Stated exercise »
From the records, pick out and copy each line containing "Forecast".

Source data
=-=-=-=-=
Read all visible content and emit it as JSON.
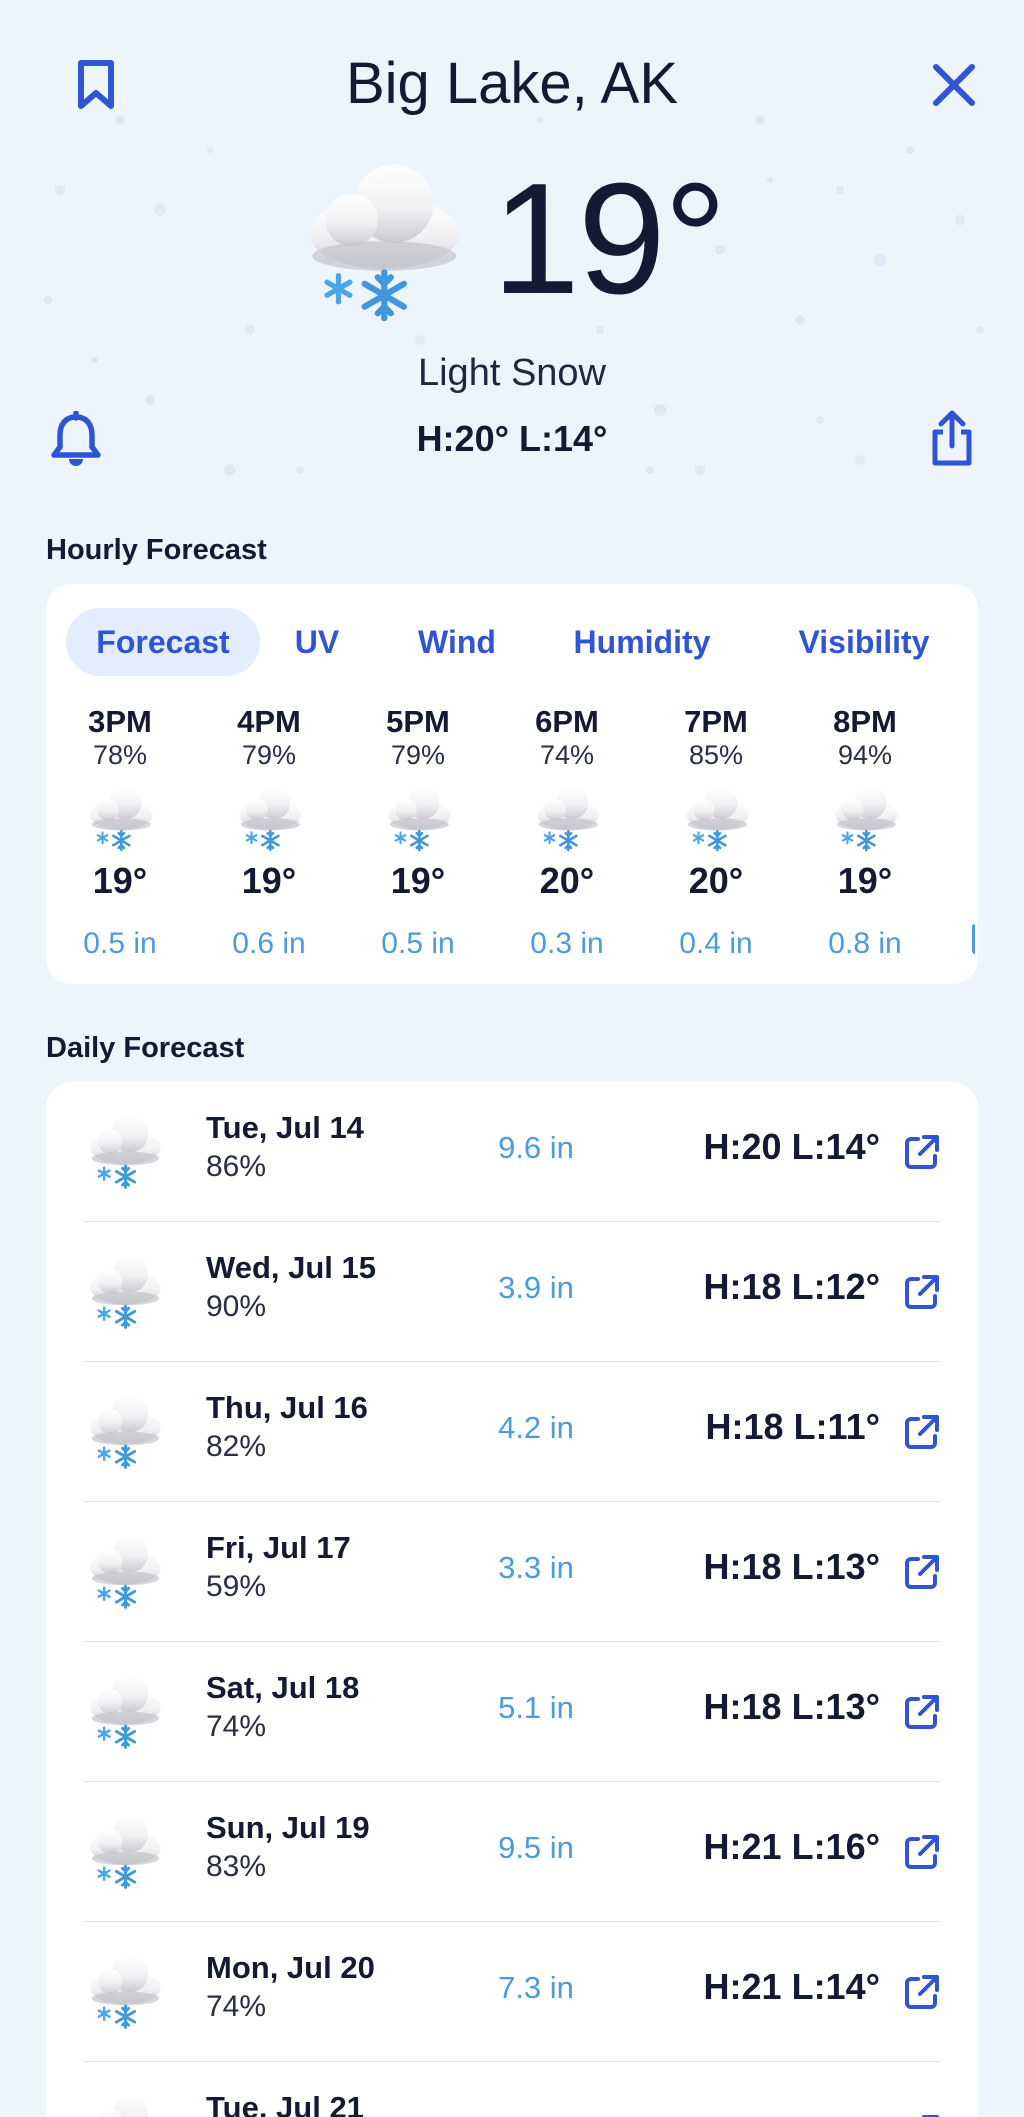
{
  "header": {
    "city": "Big Lake, AK",
    "temperature": "19°",
    "condition": "Light Snow",
    "high_low": "H:20° L:14°",
    "icons": {
      "bookmark": "bookmark-icon",
      "close": "close-icon",
      "bell": "bell-icon",
      "share": "share-icon",
      "weather": "snow-cloud-icon"
    }
  },
  "colors": {
    "accent": "#2f55d4",
    "precip": "#4a9be0",
    "background": "#eef4fc",
    "card": "#ffffff",
    "tab_active_bg": "#e3edfb"
  },
  "hourly": {
    "title": "Hourly Forecast",
    "tabs": [
      {
        "label": "Forecast",
        "active": true
      },
      {
        "label": "UV",
        "active": false
      },
      {
        "label": "Wind",
        "active": false
      },
      {
        "label": "Humidity",
        "active": false
      },
      {
        "label": "Visibility",
        "active": false
      }
    ],
    "hours": [
      {
        "time": "3PM",
        "humidity": "78%",
        "temp": "19°",
        "precip": "0.5 in"
      },
      {
        "time": "4PM",
        "humidity": "79%",
        "temp": "19°",
        "precip": "0.6 in"
      },
      {
        "time": "5PM",
        "humidity": "79%",
        "temp": "19°",
        "precip": "0.5 in"
      },
      {
        "time": "6PM",
        "humidity": "74%",
        "temp": "20°",
        "precip": "0.3 in"
      },
      {
        "time": "7PM",
        "humidity": "85%",
        "temp": "20°",
        "precip": "0.4 in"
      },
      {
        "time": "8PM",
        "humidity": "94%",
        "temp": "19°",
        "precip": "0.8 in"
      }
    ]
  },
  "daily": {
    "title": "Daily Forecast",
    "days": [
      {
        "date": "Tue, Jul 14",
        "humidity": "86%",
        "precip": "9.6 in",
        "high_low": "H:20 L:14°"
      },
      {
        "date": "Wed, Jul 15",
        "humidity": "90%",
        "precip": "3.9 in",
        "high_low": "H:18 L:12°"
      },
      {
        "date": "Thu, Jul 16",
        "humidity": "82%",
        "precip": "4.2 in",
        "high_low": "H:18 L:11°"
      },
      {
        "date": "Fri, Jul 17",
        "humidity": "59%",
        "precip": "3.3 in",
        "high_low": "H:18 L:13°"
      },
      {
        "date": "Sat, Jul 18",
        "humidity": "74%",
        "precip": "5.1 in",
        "high_low": "H:18 L:13°"
      },
      {
        "date": "Sun, Jul 19",
        "humidity": "83%",
        "precip": "9.5 in",
        "high_low": "H:21 L:16°"
      },
      {
        "date": "Mon, Jul 20",
        "humidity": "74%",
        "precip": "7.3 in",
        "high_low": "H:21 L:14°"
      },
      {
        "date": "Tue, Jul 21",
        "humidity": "",
        "precip": "",
        "high_low": ""
      }
    ]
  }
}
=-=-=-=-=
Expected output »
    "title": "Hourly Forecast",
        "label": "Forecast",
    "title": "Daily Forecast",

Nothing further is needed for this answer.